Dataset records
★ ★ ★ ★ ★

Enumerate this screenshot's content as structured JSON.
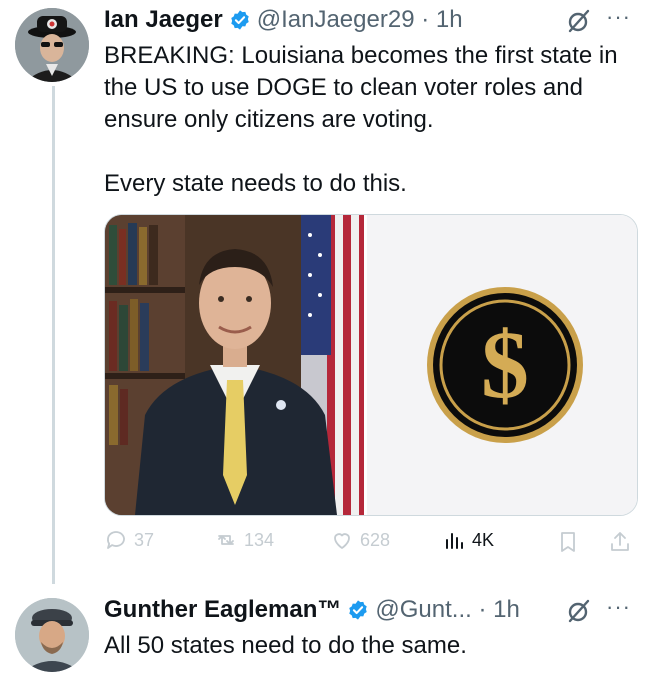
{
  "tweet1": {
    "name": "Ian Jaeger",
    "handle_time": "@IanJaeger29 · 1h",
    "text": "BREAKING: Louisiana becomes the first state in the US to use DOGE to clean voter roles and ensure only citizens are voting.\n\nEvery state needs to do this.",
    "media": [
      "portrait photo of man in suit in front of flag",
      "gold dollar sign coin logo"
    ],
    "replies": "37",
    "reposts": "134",
    "likes": "628",
    "views": "4K"
  },
  "tweet2": {
    "name": "Gunther Eagleman™",
    "handle_time": "@Gunt... · 1h",
    "text": "All 50 states need to do the same."
  },
  "icons": [
    "verified-badge-icon",
    "grok-icon",
    "more-icon",
    "reply-icon",
    "repost-icon",
    "like-icon",
    "views-icon",
    "bookmark-icon",
    "share-icon"
  ],
  "colors": {
    "verified": "#1d9bf0",
    "muted": "#536471",
    "coin_gold": "#c9a04a"
  }
}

★ ★ ★ ★ ★

**WHAT THE EXERCISE ASKS**
Every line in the data that holds "text" should be copied out.

**ANSWER IN FULL**
    "text": "BREAKING: Louisiana becomes the first state in the US to use DOGE to clean voter roles and ensure only citizens are voting.\n\nEvery state needs to do this.",
    "text": "All 50 states need to do the same."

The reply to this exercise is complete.